_REQUIREMENT:_ Write out the data again in full, exactly as it reads.

_MATERIAL FOR THIS TASK:_

________________

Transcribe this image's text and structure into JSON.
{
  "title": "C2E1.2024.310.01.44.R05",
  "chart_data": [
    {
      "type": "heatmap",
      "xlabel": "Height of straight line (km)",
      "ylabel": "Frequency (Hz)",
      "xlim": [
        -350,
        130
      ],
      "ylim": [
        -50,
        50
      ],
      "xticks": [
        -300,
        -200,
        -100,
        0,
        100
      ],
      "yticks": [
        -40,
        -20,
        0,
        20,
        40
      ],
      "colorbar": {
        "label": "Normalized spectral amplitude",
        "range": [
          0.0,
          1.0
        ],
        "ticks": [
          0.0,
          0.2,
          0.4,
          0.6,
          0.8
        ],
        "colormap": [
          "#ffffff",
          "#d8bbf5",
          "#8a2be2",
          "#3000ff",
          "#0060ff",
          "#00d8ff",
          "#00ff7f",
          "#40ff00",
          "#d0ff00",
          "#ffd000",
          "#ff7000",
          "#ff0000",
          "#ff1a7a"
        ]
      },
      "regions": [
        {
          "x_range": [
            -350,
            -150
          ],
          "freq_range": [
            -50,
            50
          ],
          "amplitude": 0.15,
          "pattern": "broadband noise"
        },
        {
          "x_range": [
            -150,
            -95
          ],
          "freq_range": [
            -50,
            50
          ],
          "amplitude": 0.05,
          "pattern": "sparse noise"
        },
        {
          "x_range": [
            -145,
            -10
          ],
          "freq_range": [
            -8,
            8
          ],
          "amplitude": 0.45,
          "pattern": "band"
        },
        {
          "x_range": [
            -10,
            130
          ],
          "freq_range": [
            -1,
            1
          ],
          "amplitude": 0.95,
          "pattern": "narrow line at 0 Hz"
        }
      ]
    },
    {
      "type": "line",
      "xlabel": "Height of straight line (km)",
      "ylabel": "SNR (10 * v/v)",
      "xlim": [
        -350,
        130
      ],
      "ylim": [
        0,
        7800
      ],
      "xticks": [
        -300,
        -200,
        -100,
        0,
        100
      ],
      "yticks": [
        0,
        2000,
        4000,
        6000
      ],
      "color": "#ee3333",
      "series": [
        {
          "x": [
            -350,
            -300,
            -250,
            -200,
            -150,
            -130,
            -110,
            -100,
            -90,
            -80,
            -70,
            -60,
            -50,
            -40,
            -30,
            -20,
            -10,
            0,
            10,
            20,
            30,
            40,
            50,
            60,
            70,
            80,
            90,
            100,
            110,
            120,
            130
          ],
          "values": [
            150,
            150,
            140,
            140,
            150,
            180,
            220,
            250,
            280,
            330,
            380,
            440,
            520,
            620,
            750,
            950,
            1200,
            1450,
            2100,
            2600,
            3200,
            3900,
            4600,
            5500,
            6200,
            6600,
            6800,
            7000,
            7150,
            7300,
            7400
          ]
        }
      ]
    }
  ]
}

________________

_EXERCISE OUTPUT:_
Transcribe this image's text and structure into JSON.
{
  "title": "C2E1.2024.310.01.44.R05",
  "chart_data": [
    {
      "type": "heatmap",
      "xlabel": "Height of straight line (km)",
      "ylabel": "Frequency (Hz)",
      "xlim": [
        -350,
        130
      ],
      "ylim": [
        -50,
        50
      ],
      "xticks": [
        -300,
        -200,
        -100,
        0,
        100
      ],
      "yticks": [
        -40,
        -20,
        0,
        20,
        40
      ],
      "colorbar": {
        "label": "Normalized spectral amplitude",
        "range": [
          0.0,
          1.0
        ],
        "ticks": [
          0.0,
          0.2,
          0.4,
          0.6,
          0.8
        ],
        "colormap": [
          "#ffffff",
          "#d8bbf5",
          "#8a2be2",
          "#3000ff",
          "#0060ff",
          "#00d8ff",
          "#00ff7f",
          "#40ff00",
          "#d0ff00",
          "#ffd000",
          "#ff7000",
          "#ff0000",
          "#ff1a7a"
        ]
      },
      "regions": [
        {
          "x_range": [
            -350,
            -150
          ],
          "freq_range": [
            -50,
            50
          ],
          "amplitude": 0.15,
          "pattern": "broadband noise"
        },
        {
          "x_range": [
            -150,
            -95
          ],
          "freq_range": [
            -50,
            50
          ],
          "amplitude": 0.05,
          "pattern": "sparse noise"
        },
        {
          "x_range": [
            -145,
            -10
          ],
          "freq_range": [
            -8,
            8
          ],
          "amplitude": 0.45,
          "pattern": "band"
        },
        {
          "x_range": [
            -10,
            130
          ],
          "freq_range": [
            -1,
            1
          ],
          "amplitude": 0.95,
          "pattern": "narrow line at 0 Hz"
        }
      ]
    },
    {
      "type": "line",
      "xlabel": "Height of straight line (km)",
      "ylabel": "SNR (10 * v/v)",
      "xlim": [
        -350,
        130
      ],
      "ylim": [
        0,
        7800
      ],
      "xticks": [
        -300,
        -200,
        -100,
        0,
        100
      ],
      "yticks": [
        0,
        2000,
        4000,
        6000
      ],
      "color": "#ee3333",
      "series": [
        {
          "x": [
            -350,
            -300,
            -250,
            -200,
            -150,
            -130,
            -110,
            -100,
            -90,
            -80,
            -70,
            -60,
            -50,
            -40,
            -30,
            -20,
            -10,
            0,
            10,
            20,
            30,
            40,
            50,
            60,
            70,
            80,
            90,
            100,
            110,
            120,
            130
          ],
          "values": [
            150,
            150,
            140,
            140,
            150,
            180,
            220,
            250,
            280,
            330,
            380,
            440,
            520,
            620,
            750,
            950,
            1200,
            1450,
            2100,
            2600,
            3200,
            3900,
            4600,
            5500,
            6200,
            6600,
            6800,
            7000,
            7150,
            7300,
            7400
          ]
        }
      ]
    }
  ]
}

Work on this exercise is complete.